-- GOAL --
Pick out all lines in the listing holding the string "text" and copy them.

-- DATA LISTING --
####################

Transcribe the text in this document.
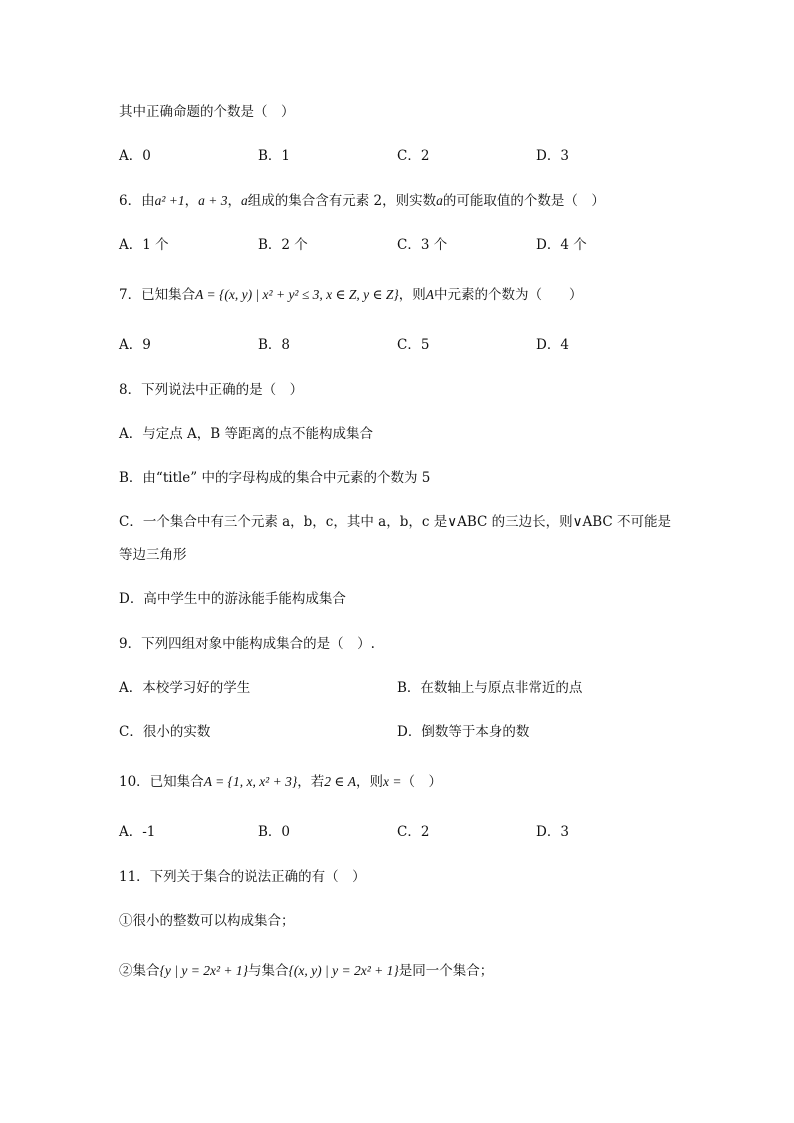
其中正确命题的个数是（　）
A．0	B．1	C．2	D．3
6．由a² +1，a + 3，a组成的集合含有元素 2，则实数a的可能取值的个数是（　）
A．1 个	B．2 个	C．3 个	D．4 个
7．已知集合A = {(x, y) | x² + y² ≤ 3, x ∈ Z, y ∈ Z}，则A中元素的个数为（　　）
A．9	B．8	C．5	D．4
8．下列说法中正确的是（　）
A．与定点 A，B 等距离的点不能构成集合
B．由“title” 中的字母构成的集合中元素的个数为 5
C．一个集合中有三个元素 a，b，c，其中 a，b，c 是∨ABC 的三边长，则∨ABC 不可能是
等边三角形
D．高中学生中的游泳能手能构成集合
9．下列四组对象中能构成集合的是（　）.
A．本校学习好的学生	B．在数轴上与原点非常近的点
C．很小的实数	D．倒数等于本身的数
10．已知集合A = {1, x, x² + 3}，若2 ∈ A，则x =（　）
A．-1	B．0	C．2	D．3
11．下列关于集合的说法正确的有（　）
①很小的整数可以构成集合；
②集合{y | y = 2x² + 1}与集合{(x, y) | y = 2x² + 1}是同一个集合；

####################

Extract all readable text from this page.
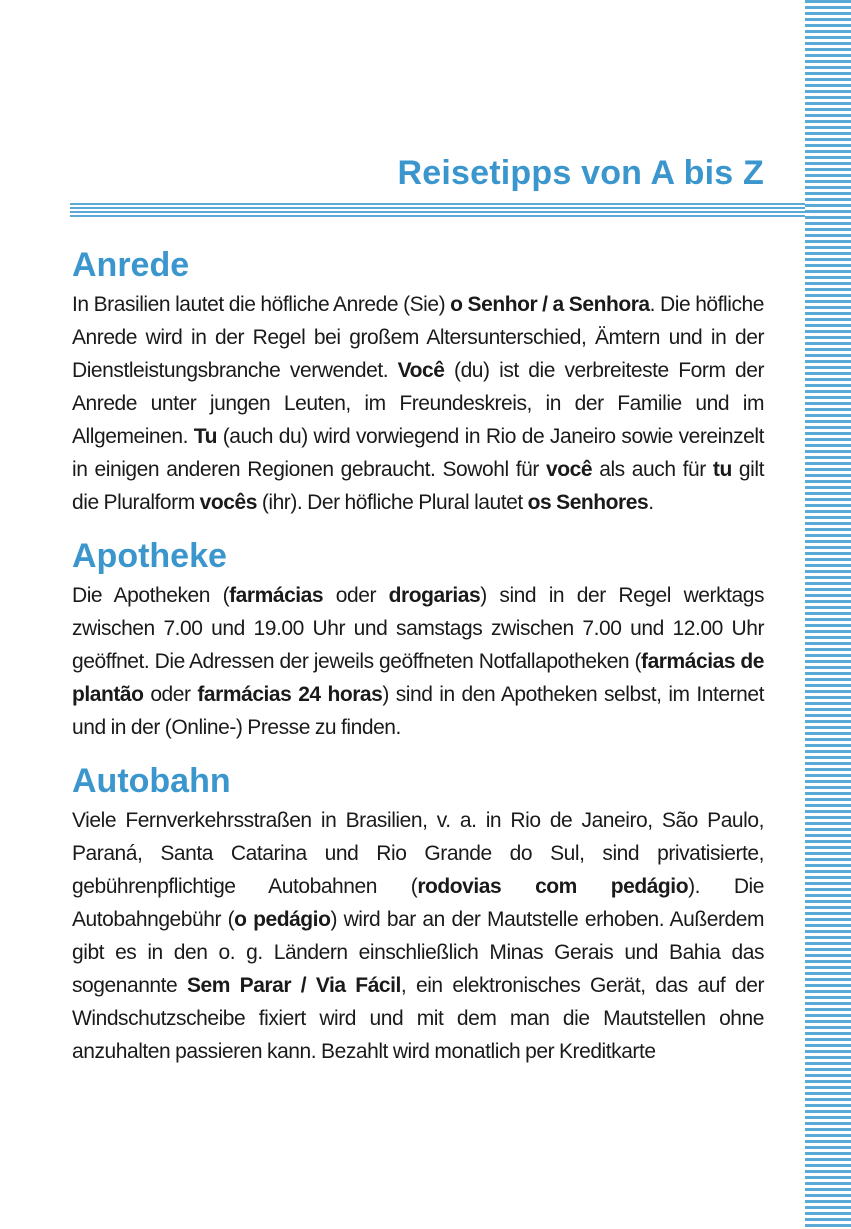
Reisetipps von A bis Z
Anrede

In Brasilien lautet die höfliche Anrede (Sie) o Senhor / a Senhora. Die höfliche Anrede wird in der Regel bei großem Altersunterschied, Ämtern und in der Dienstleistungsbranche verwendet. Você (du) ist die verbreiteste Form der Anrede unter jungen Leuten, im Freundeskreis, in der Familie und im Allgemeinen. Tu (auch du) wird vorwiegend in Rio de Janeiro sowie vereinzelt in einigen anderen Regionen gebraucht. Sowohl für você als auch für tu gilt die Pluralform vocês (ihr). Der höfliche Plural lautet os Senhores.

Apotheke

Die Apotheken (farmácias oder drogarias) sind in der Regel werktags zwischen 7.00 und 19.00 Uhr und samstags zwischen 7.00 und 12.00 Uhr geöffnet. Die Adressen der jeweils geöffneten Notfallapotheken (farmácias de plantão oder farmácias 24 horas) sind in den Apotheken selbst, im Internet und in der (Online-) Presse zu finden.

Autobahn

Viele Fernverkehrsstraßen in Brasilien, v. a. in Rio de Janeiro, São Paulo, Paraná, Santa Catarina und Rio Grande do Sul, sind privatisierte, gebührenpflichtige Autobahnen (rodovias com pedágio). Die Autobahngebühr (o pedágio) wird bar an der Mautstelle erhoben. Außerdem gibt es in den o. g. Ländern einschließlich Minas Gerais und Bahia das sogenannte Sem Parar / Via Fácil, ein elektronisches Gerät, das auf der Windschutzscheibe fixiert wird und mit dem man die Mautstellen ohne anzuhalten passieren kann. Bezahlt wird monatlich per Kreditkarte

####################

-- REPLY --
Transcribe the text in this document.
Extract all readable text from this page.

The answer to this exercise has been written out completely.